## Brief
All of the entries must be reproduced exactly, with no images carried over.

## Materials provided
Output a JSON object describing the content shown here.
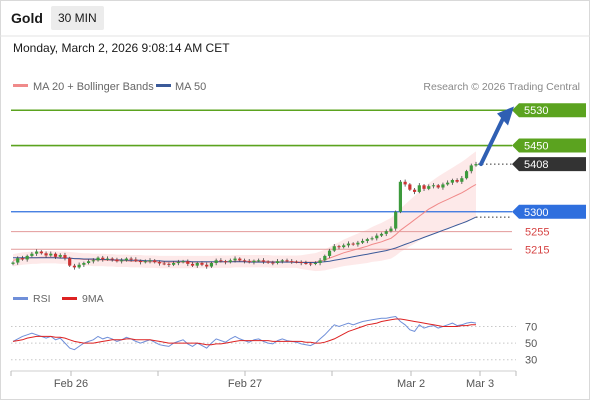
{
  "header": {
    "instrument": "Gold",
    "period": "30 MIN"
  },
  "datetime": "Monday, March 2, 2026 9:08:14 AM CET",
  "legend": {
    "item1": "MA 20 + Bollinger Bands",
    "item2": "MA 50",
    "credit": "Research © 2026 Trading Central"
  },
  "rsi_legend": {
    "item1": "RSI",
    "item2": "9MA"
  },
  "colors": {
    "target": "#5ba31f",
    "current": "#333333",
    "support": "#2f6fde",
    "support2": "#d64545",
    "ma20": "#f08a8a",
    "ma50": "#3b5a99",
    "rsi": "#6f8fd9",
    "rsi_ma": "#dd2222",
    "arrow": "#2f5fb3"
  },
  "chart_data": [
    {
      "type": "candlestick",
      "title": "Gold 30 MIN",
      "x_ticks": [
        "Feb 26",
        "Feb 27",
        "Mar 2",
        "Mar 3"
      ],
      "price_ylim": [
        5150,
        5560
      ],
      "levels": [
        {
          "label": "5530",
          "value": 5530,
          "kind": "target"
        },
        {
          "label": "5450",
          "value": 5450,
          "kind": "target"
        },
        {
          "label": "5408",
          "value": 5408,
          "kind": "current"
        },
        {
          "label": "5300",
          "value": 5300,
          "kind": "pivot"
        },
        {
          "label": "5255",
          "value": 5255,
          "kind": "support"
        },
        {
          "label": "5215",
          "value": 5215,
          "kind": "support"
        }
      ],
      "close_series": [
        5185,
        5195,
        5192,
        5200,
        5205,
        5210,
        5206,
        5201,
        5205,
        5198,
        5202,
        5195,
        5178,
        5174,
        5180,
        5184,
        5188,
        5190,
        5196,
        5192,
        5194,
        5192,
        5188,
        5190,
        5194,
        5192,
        5189,
        5186,
        5188,
        5190,
        5186,
        5183,
        5182,
        5180,
        5184,
        5186,
        5188,
        5182,
        5178,
        5184,
        5180,
        5176,
        5184,
        5190,
        5188,
        5186,
        5190,
        5194,
        5190,
        5188,
        5186,
        5189,
        5190,
        5187,
        5185,
        5184,
        5188,
        5190,
        5188,
        5187,
        5186,
        5184,
        5183,
        5182,
        5184,
        5190,
        5200,
        5212,
        5222,
        5220,
        5224,
        5228,
        5226,
        5230,
        5234,
        5238,
        5240,
        5246,
        5250,
        5256,
        5262,
        5300,
        5368,
        5362,
        5350,
        5345,
        5360,
        5352,
        5358,
        5360,
        5355,
        5362,
        5366,
        5372,
        5368,
        5376,
        5392,
        5405,
        5408
      ],
      "ma20_series": [
        5190,
        5192,
        5194,
        5195,
        5196,
        5196,
        5197,
        5197,
        5197,
        5197,
        5196,
        5196,
        5195,
        5194,
        5193,
        5192,
        5192,
        5191,
        5191,
        5191,
        5190,
        5190,
        5189,
        5189,
        5189,
        5188,
        5188,
        5188,
        5187,
        5187,
        5187,
        5186,
        5186,
        5186,
        5186,
        5186,
        5186,
        5186,
        5186,
        5186,
        5186,
        5186,
        5186,
        5187,
        5187,
        5187,
        5187,
        5188,
        5188,
        5188,
        5188,
        5188,
        5188,
        5188,
        5188,
        5187,
        5187,
        5187,
        5187,
        5187,
        5187,
        5186,
        5186,
        5186,
        5186,
        5188,
        5191,
        5195,
        5199,
        5203,
        5207,
        5210,
        5213,
        5216,
        5219,
        5222,
        5226,
        5229,
        5232,
        5236,
        5240,
        5248,
        5258,
        5266,
        5274,
        5282,
        5290,
        5298,
        5306,
        5312,
        5318,
        5323,
        5328,
        5333,
        5338,
        5343,
        5349,
        5356,
        5362
      ],
      "ma50_series": [
        5196,
        5196,
        5196,
        5196,
        5196,
        5196,
        5196,
        5196,
        5196,
        5196,
        5195,
        5195,
        5195,
        5194,
        5194,
        5193,
        5193,
        5193,
        5192,
        5192,
        5192,
        5191,
        5191,
        5191,
        5190,
        5190,
        5190,
        5190,
        5189,
        5189,
        5189,
        5189,
        5188,
        5188,
        5188,
        5188,
        5188,
        5188,
        5187,
        5187,
        5187,
        5187,
        5187,
        5187,
        5187,
        5187,
        5187,
        5187,
        5187,
        5187,
        5186,
        5186,
        5186,
        5186,
        5186,
        5186,
        5186,
        5186,
        5186,
        5186,
        5185,
        5185,
        5185,
        5185,
        5185,
        5186,
        5187,
        5188,
        5190,
        5192,
        5194,
        5196,
        5198,
        5200,
        5202,
        5204,
        5206,
        5208,
        5210,
        5212,
        5215,
        5218,
        5222,
        5226,
        5230,
        5234,
        5238,
        5242,
        5246,
        5250,
        5254,
        5258,
        5262,
        5266,
        5270,
        5274,
        5278,
        5283,
        5288
      ],
      "rsi_ylim": [
        20,
        85
      ],
      "rsi_levels": [
        70,
        50,
        30
      ],
      "rsi_series": [
        52,
        55,
        58,
        60,
        62,
        60,
        58,
        56,
        58,
        54,
        56,
        50,
        44,
        42,
        46,
        50,
        52,
        54,
        58,
        55,
        57,
        55,
        52,
        54,
        57,
        55,
        52,
        50,
        52,
        54,
        51,
        48,
        47,
        46,
        50,
        52,
        54,
        49,
        46,
        50,
        47,
        44,
        50,
        55,
        53,
        51,
        55,
        58,
        55,
        53,
        51,
        54,
        55,
        52,
        50,
        49,
        53,
        55,
        53,
        52,
        51,
        49,
        48,
        47,
        50,
        55,
        60,
        66,
        72,
        70,
        72,
        74,
        72,
        74,
        76,
        77,
        78,
        79,
        80,
        80,
        81,
        82,
        76,
        72,
        66,
        64,
        72,
        68,
        70,
        71,
        68,
        70,
        72,
        74,
        71,
        72,
        74,
        75,
        74
      ],
      "rsi_ma_series": [
        52,
        53,
        54,
        56,
        57,
        58,
        58,
        58,
        58,
        57,
        57,
        56,
        54,
        52,
        51,
        50,
        50,
        50,
        51,
        52,
        53,
        54,
        54,
        54,
        55,
        55,
        54,
        54,
        54,
        54,
        53,
        52,
        51,
        50,
        50,
        50,
        50,
        50,
        50,
        50,
        49,
        48,
        48,
        49,
        49,
        50,
        51,
        52,
        53,
        53,
        53,
        53,
        53,
        53,
        53,
        52,
        52,
        52,
        52,
        52,
        52,
        52,
        51,
        51,
        50,
        50,
        51,
        53,
        55,
        58,
        61,
        64,
        66,
        68,
        70,
        72,
        73,
        74,
        76,
        77,
        78,
        79,
        79,
        78,
        77,
        76,
        75,
        74,
        73,
        72,
        71,
        70,
        70,
        70,
        70,
        71,
        71,
        72,
        72
      ]
    }
  ]
}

## Response to this task
Output a JSON object describing the content shown here.
{
  "header": {
    "instrument": "Gold",
    "period": "30 MIN"
  },
  "datetime": "Monday, March 2, 2026 9:08:14 AM CET",
  "legend": {
    "item1": "MA 20 + Bollinger Bands",
    "item2": "MA 50",
    "credit": "Research © 2026 Trading Central"
  },
  "rsi_legend": {
    "item1": "RSI",
    "item2": "9MA"
  },
  "colors": {
    "target": "#5ba31f",
    "current": "#333333",
    "support": "#2f6fde",
    "support2": "#d64545",
    "ma20": "#f08a8a",
    "ma50": "#3b5a99",
    "rsi": "#6f8fd9",
    "rsi_ma": "#dd2222",
    "arrow": "#2f5fb3"
  },
  "chart_data": [
    {
      "type": "candlestick",
      "title": "Gold 30 MIN",
      "x_ticks": [
        "Feb 26",
        "Feb 27",
        "Mar 2",
        "Mar 3"
      ],
      "price_ylim": [
        5150,
        5560
      ],
      "levels": [
        {
          "label": "5530",
          "value": 5530,
          "kind": "target"
        },
        {
          "label": "5450",
          "value": 5450,
          "kind": "target"
        },
        {
          "label": "5408",
          "value": 5408,
          "kind": "current"
        },
        {
          "label": "5300",
          "value": 5300,
          "kind": "pivot"
        },
        {
          "label": "5255",
          "value": 5255,
          "kind": "support"
        },
        {
          "label": "5215",
          "value": 5215,
          "kind": "support"
        }
      ],
      "close_series": [
        5185,
        5195,
        5192,
        5200,
        5205,
        5210,
        5206,
        5201,
        5205,
        5198,
        5202,
        5195,
        5178,
        5174,
        5180,
        5184,
        5188,
        5190,
        5196,
        5192,
        5194,
        5192,
        5188,
        5190,
        5194,
        5192,
        5189,
        5186,
        5188,
        5190,
        5186,
        5183,
        5182,
        5180,
        5184,
        5186,
        5188,
        5182,
        5178,
        5184,
        5180,
        5176,
        5184,
        5190,
        5188,
        5186,
        5190,
        5194,
        5190,
        5188,
        5186,
        5189,
        5190,
        5187,
        5185,
        5184,
        5188,
        5190,
        5188,
        5187,
        5186,
        5184,
        5183,
        5182,
        5184,
        5190,
        5200,
        5212,
        5222,
        5220,
        5224,
        5228,
        5226,
        5230,
        5234,
        5238,
        5240,
        5246,
        5250,
        5256,
        5262,
        5300,
        5368,
        5362,
        5350,
        5345,
        5360,
        5352,
        5358,
        5360,
        5355,
        5362,
        5366,
        5372,
        5368,
        5376,
        5392,
        5405,
        5408
      ],
      "ma20_series": [
        5190,
        5192,
        5194,
        5195,
        5196,
        5196,
        5197,
        5197,
        5197,
        5197,
        5196,
        5196,
        5195,
        5194,
        5193,
        5192,
        5192,
        5191,
        5191,
        5191,
        5190,
        5190,
        5189,
        5189,
        5189,
        5188,
        5188,
        5188,
        5187,
        5187,
        5187,
        5186,
        5186,
        5186,
        5186,
        5186,
        5186,
        5186,
        5186,
        5186,
        5186,
        5186,
        5186,
        5187,
        5187,
        5187,
        5187,
        5188,
        5188,
        5188,
        5188,
        5188,
        5188,
        5188,
        5188,
        5187,
        5187,
        5187,
        5187,
        5187,
        5187,
        5186,
        5186,
        5186,
        5186,
        5188,
        5191,
        5195,
        5199,
        5203,
        5207,
        5210,
        5213,
        5216,
        5219,
        5222,
        5226,
        5229,
        5232,
        5236,
        5240,
        5248,
        5258,
        5266,
        5274,
        5282,
        5290,
        5298,
        5306,
        5312,
        5318,
        5323,
        5328,
        5333,
        5338,
        5343,
        5349,
        5356,
        5362
      ],
      "ma50_series": [
        5196,
        5196,
        5196,
        5196,
        5196,
        5196,
        5196,
        5196,
        5196,
        5196,
        5195,
        5195,
        5195,
        5194,
        5194,
        5193,
        5193,
        5193,
        5192,
        5192,
        5192,
        5191,
        5191,
        5191,
        5190,
        5190,
        5190,
        5190,
        5189,
        5189,
        5189,
        5189,
        5188,
        5188,
        5188,
        5188,
        5188,
        5188,
        5187,
        5187,
        5187,
        5187,
        5187,
        5187,
        5187,
        5187,
        5187,
        5187,
        5187,
        5187,
        5186,
        5186,
        5186,
        5186,
        5186,
        5186,
        5186,
        5186,
        5186,
        5186,
        5185,
        5185,
        5185,
        5185,
        5185,
        5186,
        5187,
        5188,
        5190,
        5192,
        5194,
        5196,
        5198,
        5200,
        5202,
        5204,
        5206,
        5208,
        5210,
        5212,
        5215,
        5218,
        5222,
        5226,
        5230,
        5234,
        5238,
        5242,
        5246,
        5250,
        5254,
        5258,
        5262,
        5266,
        5270,
        5274,
        5278,
        5283,
        5288
      ],
      "rsi_ylim": [
        20,
        85
      ],
      "rsi_levels": [
        70,
        50,
        30
      ],
      "rsi_series": [
        52,
        55,
        58,
        60,
        62,
        60,
        58,
        56,
        58,
        54,
        56,
        50,
        44,
        42,
        46,
        50,
        52,
        54,
        58,
        55,
        57,
        55,
        52,
        54,
        57,
        55,
        52,
        50,
        52,
        54,
        51,
        48,
        47,
        46,
        50,
        52,
        54,
        49,
        46,
        50,
        47,
        44,
        50,
        55,
        53,
        51,
        55,
        58,
        55,
        53,
        51,
        54,
        55,
        52,
        50,
        49,
        53,
        55,
        53,
        52,
        51,
        49,
        48,
        47,
        50,
        55,
        60,
        66,
        72,
        70,
        72,
        74,
        72,
        74,
        76,
        77,
        78,
        79,
        80,
        80,
        81,
        82,
        76,
        72,
        66,
        64,
        72,
        68,
        70,
        71,
        68,
        70,
        72,
        74,
        71,
        72,
        74,
        75,
        74
      ],
      "rsi_ma_series": [
        52,
        53,
        54,
        56,
        57,
        58,
        58,
        58,
        58,
        57,
        57,
        56,
        54,
        52,
        51,
        50,
        50,
        50,
        51,
        52,
        53,
        54,
        54,
        54,
        55,
        55,
        54,
        54,
        54,
        54,
        53,
        52,
        51,
        50,
        50,
        50,
        50,
        50,
        50,
        50,
        49,
        48,
        48,
        49,
        49,
        50,
        51,
        52,
        53,
        53,
        53,
        53,
        53,
        53,
        53,
        52,
        52,
        52,
        52,
        52,
        52,
        52,
        51,
        51,
        50,
        50,
        51,
        53,
        55,
        58,
        61,
        64,
        66,
        68,
        70,
        72,
        73,
        74,
        76,
        77,
        78,
        79,
        79,
        78,
        77,
        76,
        75,
        74,
        73,
        72,
        71,
        70,
        70,
        70,
        70,
        71,
        71,
        72,
        72
      ]
    }
  ]
}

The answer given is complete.